Set task: Reproduce the records. Keep every word exact and include no images.

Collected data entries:
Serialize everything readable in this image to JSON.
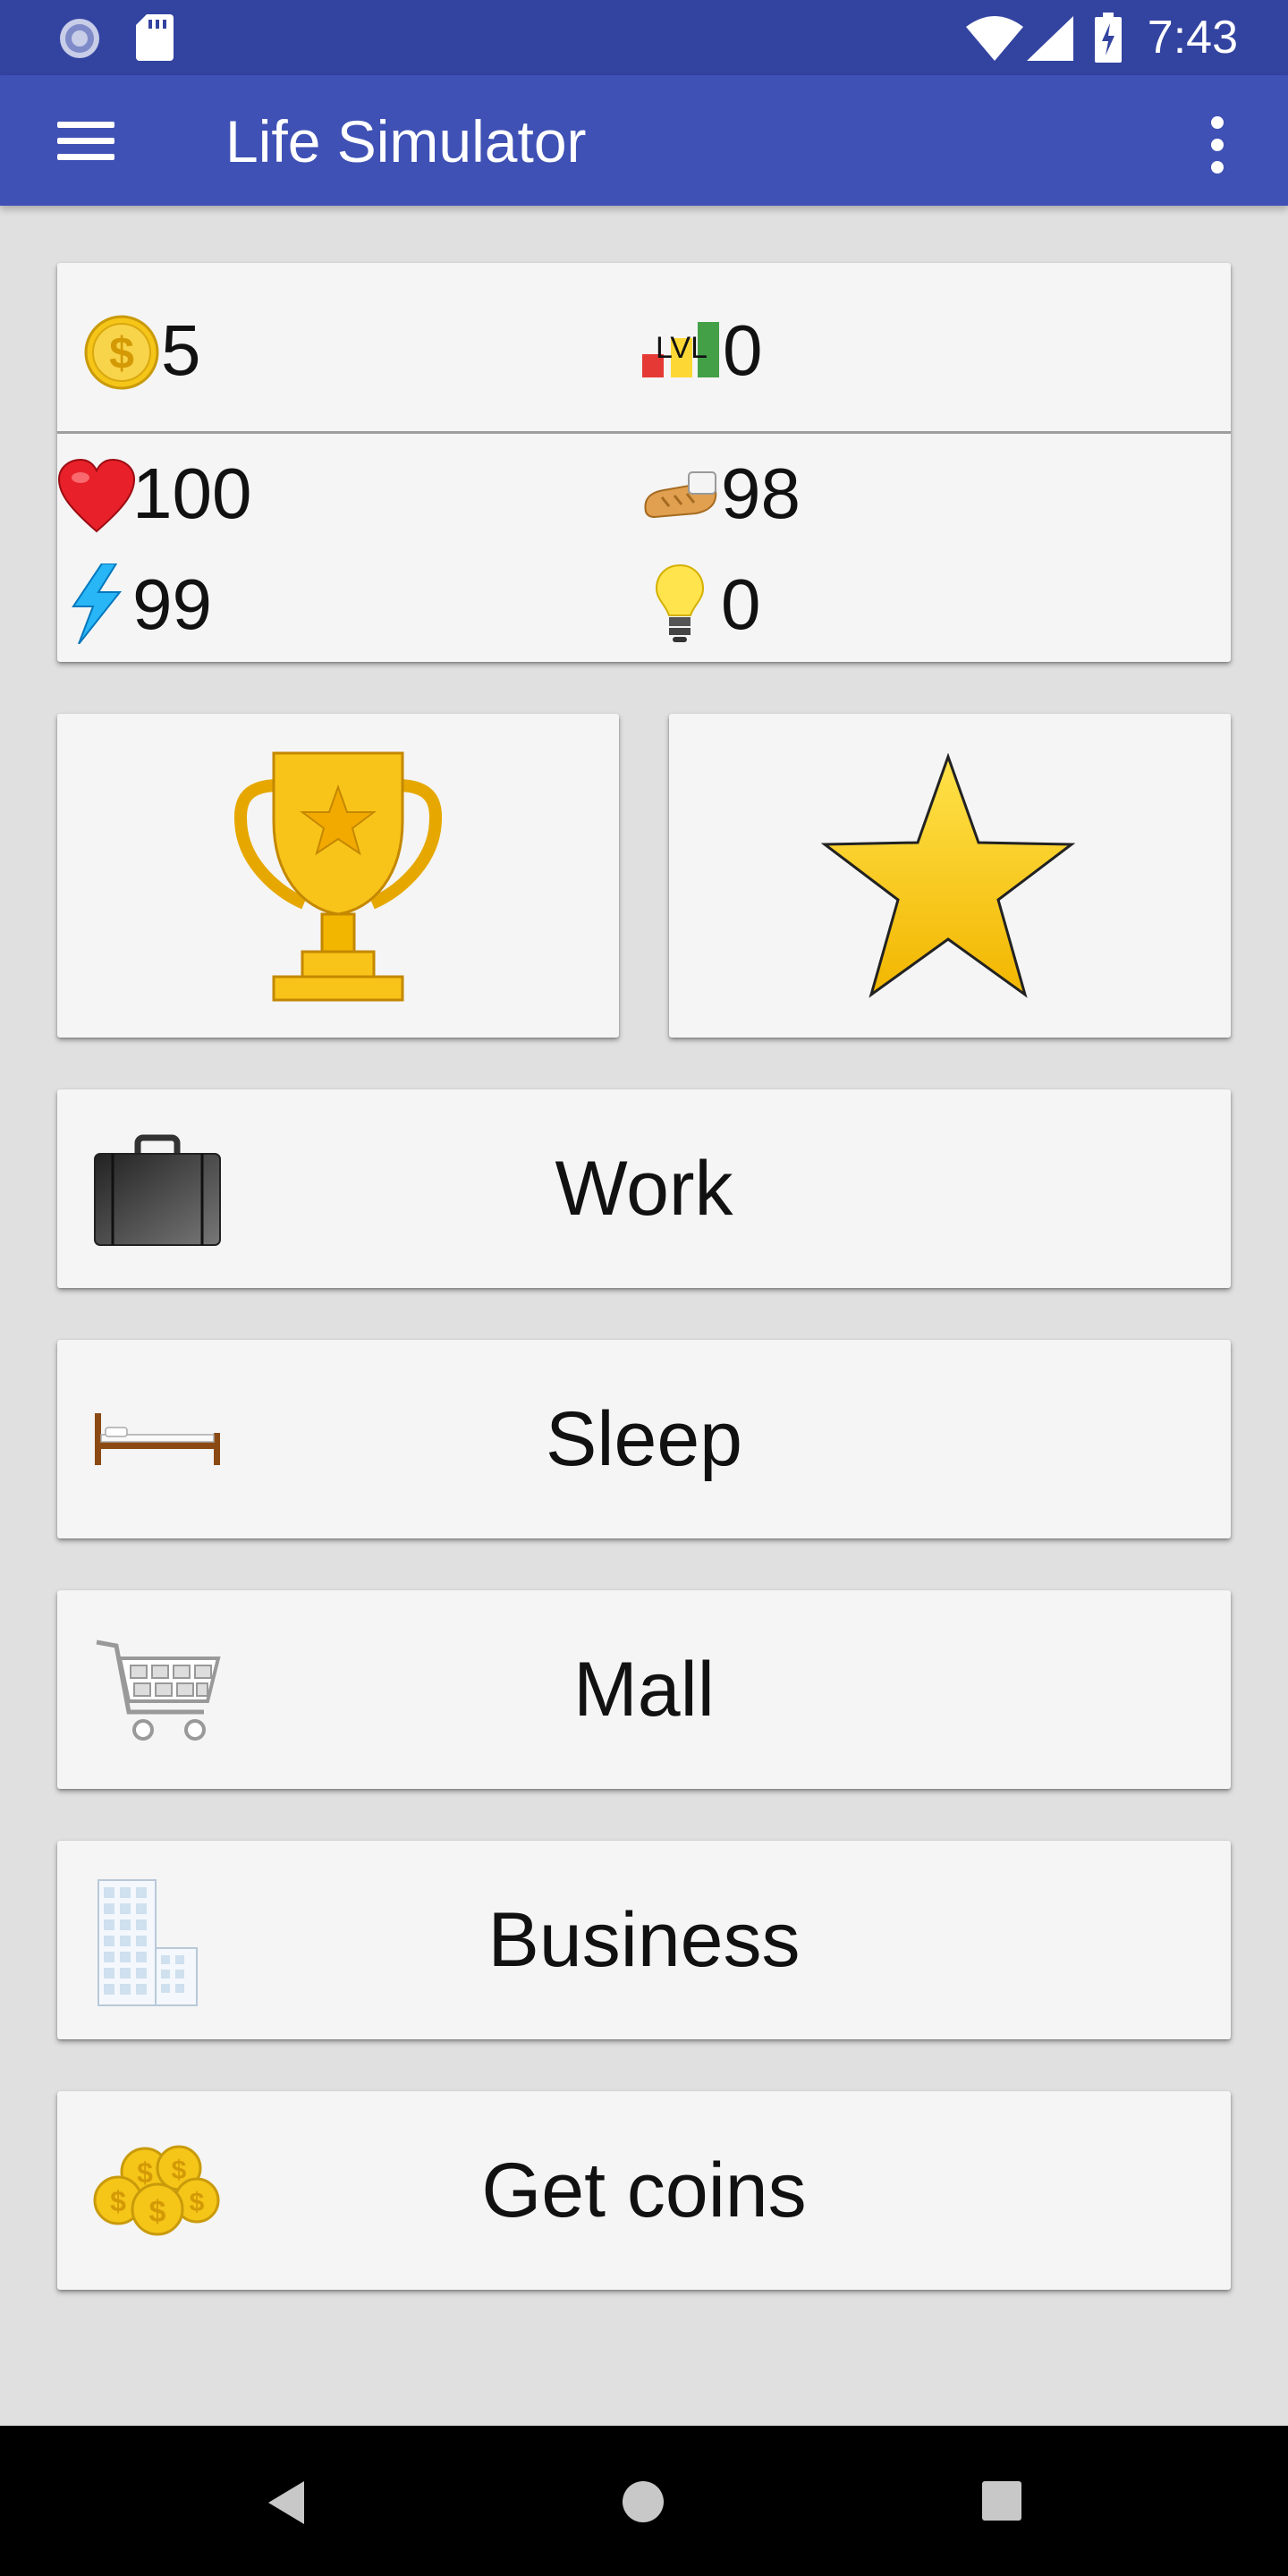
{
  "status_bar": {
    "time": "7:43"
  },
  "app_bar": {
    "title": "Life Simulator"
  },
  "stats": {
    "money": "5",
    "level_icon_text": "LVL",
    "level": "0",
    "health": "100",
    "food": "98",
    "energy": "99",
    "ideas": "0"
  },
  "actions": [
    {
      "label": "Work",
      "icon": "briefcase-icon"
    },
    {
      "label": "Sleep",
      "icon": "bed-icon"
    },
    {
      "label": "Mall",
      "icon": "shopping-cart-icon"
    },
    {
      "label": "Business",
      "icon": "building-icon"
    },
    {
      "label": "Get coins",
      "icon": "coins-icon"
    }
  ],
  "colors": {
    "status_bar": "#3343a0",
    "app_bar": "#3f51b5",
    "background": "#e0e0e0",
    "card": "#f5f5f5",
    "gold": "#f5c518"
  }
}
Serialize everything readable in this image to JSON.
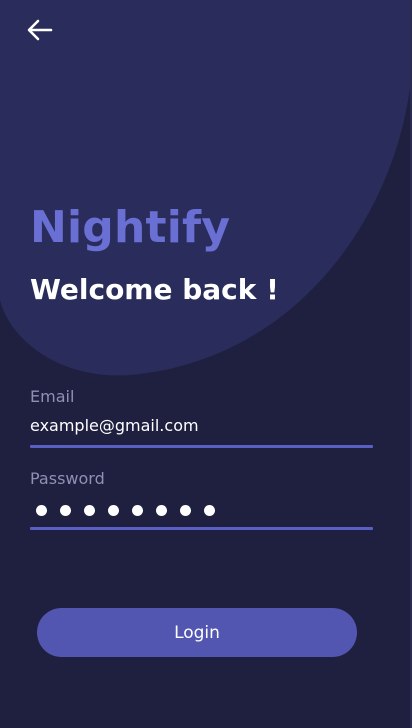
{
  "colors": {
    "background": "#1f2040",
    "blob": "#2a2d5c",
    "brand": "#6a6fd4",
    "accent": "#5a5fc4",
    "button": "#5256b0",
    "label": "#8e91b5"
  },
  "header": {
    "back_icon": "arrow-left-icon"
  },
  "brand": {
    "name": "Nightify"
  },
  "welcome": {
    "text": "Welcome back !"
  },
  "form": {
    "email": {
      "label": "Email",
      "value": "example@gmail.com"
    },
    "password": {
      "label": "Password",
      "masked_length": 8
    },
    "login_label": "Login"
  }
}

Written answer:
Serialize everything readable in this image to JSON.
{
  "status_bar": {
    "time": "7:43"
  },
  "app_bar": {
    "title": "Life Simulator"
  },
  "stats": {
    "money": "5",
    "level_icon_text": "LVL",
    "level": "0",
    "health": "100",
    "food": "98",
    "energy": "99",
    "ideas": "0"
  },
  "actions": [
    {
      "label": "Work",
      "icon": "briefcase-icon"
    },
    {
      "label": "Sleep",
      "icon": "bed-icon"
    },
    {
      "label": "Mall",
      "icon": "shopping-cart-icon"
    },
    {
      "label": "Business",
      "icon": "building-icon"
    },
    {
      "label": "Get coins",
      "icon": "coins-icon"
    }
  ],
  "colors": {
    "status_bar": "#3343a0",
    "app_bar": "#3f51b5",
    "background": "#e0e0e0",
    "card": "#f5f5f5",
    "gold": "#f5c518"
  }
}
Serialize everything readable in this image to JSON.
{
  "colors": {
    "background": "#1f2040",
    "blob": "#2a2d5c",
    "brand": "#6a6fd4",
    "accent": "#5a5fc4",
    "button": "#5256b0",
    "label": "#8e91b5"
  },
  "header": {
    "back_icon": "arrow-left-icon"
  },
  "brand": {
    "name": "Nightify"
  },
  "welcome": {
    "text": "Welcome back !"
  },
  "form": {
    "email": {
      "label": "Email",
      "value": "example@gmail.com"
    },
    "password": {
      "label": "Password",
      "masked_length": 8
    },
    "login_label": "Login"
  }
}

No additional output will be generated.